begin Raw data
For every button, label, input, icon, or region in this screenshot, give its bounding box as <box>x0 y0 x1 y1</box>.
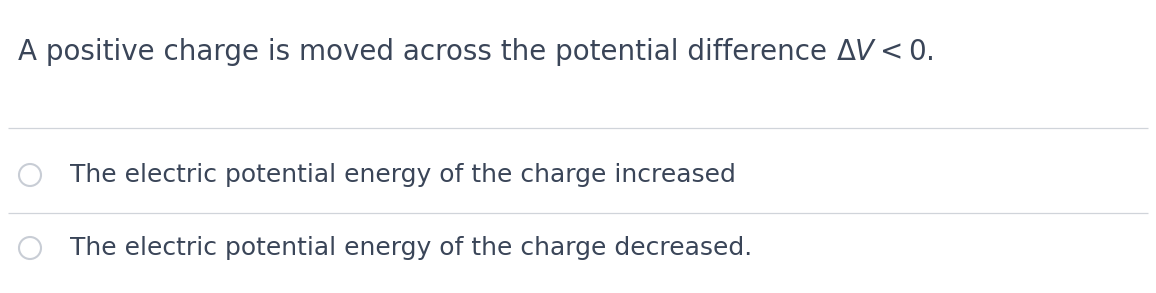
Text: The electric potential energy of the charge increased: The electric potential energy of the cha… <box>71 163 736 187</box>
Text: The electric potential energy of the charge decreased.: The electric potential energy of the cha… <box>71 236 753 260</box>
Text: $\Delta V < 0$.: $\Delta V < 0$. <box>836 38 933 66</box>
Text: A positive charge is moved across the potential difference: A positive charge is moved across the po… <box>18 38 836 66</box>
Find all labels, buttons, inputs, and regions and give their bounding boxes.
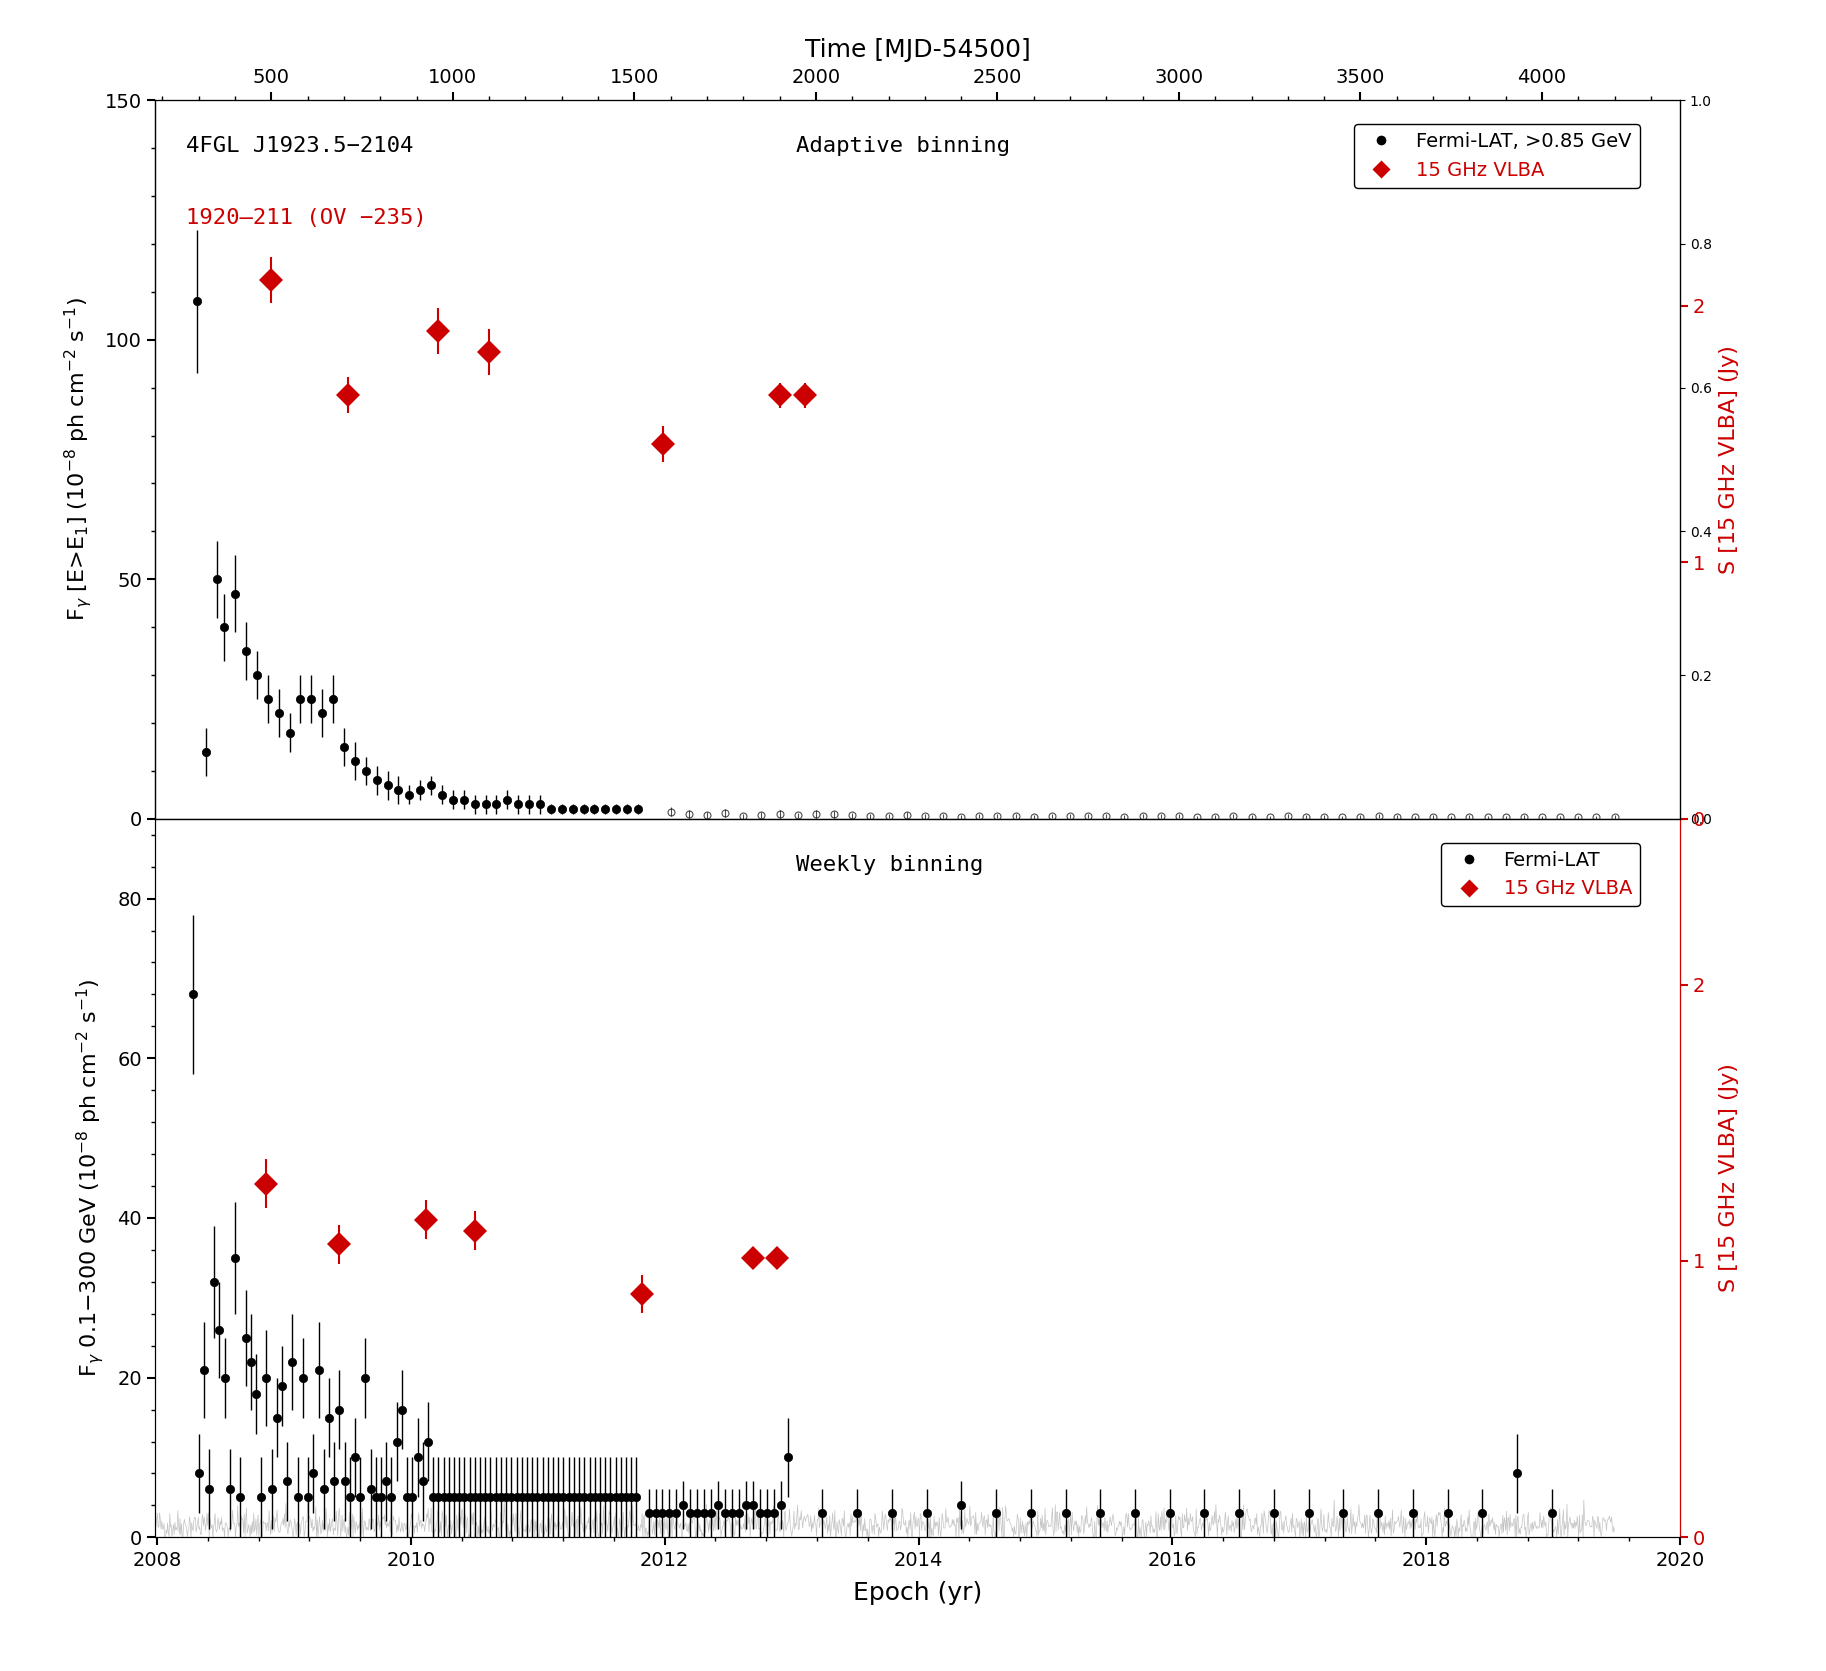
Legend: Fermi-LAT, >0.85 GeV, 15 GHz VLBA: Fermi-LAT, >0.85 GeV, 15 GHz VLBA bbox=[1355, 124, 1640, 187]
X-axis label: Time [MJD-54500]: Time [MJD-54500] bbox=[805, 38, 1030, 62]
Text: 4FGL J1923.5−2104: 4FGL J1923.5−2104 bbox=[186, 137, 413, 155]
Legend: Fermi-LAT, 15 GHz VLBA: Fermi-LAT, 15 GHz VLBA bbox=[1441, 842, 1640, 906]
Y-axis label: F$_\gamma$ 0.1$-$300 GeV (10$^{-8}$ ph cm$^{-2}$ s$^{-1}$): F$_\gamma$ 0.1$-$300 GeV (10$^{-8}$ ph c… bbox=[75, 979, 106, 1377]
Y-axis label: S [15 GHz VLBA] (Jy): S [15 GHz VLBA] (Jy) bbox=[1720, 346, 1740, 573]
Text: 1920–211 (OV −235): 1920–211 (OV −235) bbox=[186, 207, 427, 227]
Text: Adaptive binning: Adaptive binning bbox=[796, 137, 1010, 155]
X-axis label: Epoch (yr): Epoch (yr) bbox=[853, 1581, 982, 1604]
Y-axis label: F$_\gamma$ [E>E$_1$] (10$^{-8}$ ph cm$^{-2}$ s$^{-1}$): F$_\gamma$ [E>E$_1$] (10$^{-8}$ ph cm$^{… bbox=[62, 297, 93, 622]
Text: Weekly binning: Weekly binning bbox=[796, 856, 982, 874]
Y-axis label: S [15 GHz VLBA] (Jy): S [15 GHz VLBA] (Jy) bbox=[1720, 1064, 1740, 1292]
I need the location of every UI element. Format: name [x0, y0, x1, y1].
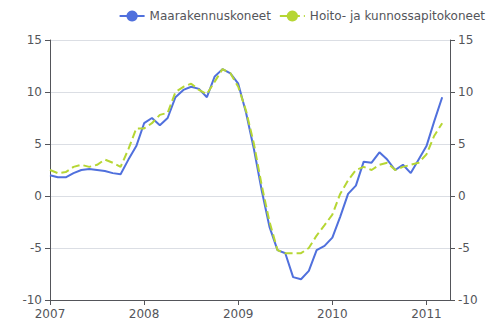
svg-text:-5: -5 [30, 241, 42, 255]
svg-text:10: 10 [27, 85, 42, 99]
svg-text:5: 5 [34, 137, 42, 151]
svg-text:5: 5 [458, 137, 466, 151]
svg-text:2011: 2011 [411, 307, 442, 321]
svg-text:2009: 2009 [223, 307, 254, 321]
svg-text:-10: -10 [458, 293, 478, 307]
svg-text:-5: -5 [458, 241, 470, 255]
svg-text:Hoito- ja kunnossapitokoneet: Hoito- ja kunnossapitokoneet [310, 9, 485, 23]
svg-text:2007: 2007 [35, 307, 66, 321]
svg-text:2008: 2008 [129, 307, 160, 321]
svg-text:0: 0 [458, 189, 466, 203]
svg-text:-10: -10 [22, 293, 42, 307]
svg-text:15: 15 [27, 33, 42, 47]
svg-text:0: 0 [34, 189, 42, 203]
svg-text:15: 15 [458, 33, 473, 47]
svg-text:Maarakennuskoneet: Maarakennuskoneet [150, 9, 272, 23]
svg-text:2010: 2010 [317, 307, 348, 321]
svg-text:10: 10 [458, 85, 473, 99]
end Raw data
Please rewrite the material from the line that contains "Text: The electric potential energy of the charge increased: The" through the line that contains "Text: $\Delta V", changing "increased" to "rose" and leaving everything else unchanged. Give only those lines.

Written solution -
Text: The electric potential energy of the charge rose: The electric potential energy of the cha… <box>71 163 736 187</box>
Text: The electric potential energy of the charge decreased.: The electric potential energy of the cha… <box>71 236 753 260</box>
Text: $\Delta V < 0$.: $\Delta V < 0$. <box>836 38 933 66</box>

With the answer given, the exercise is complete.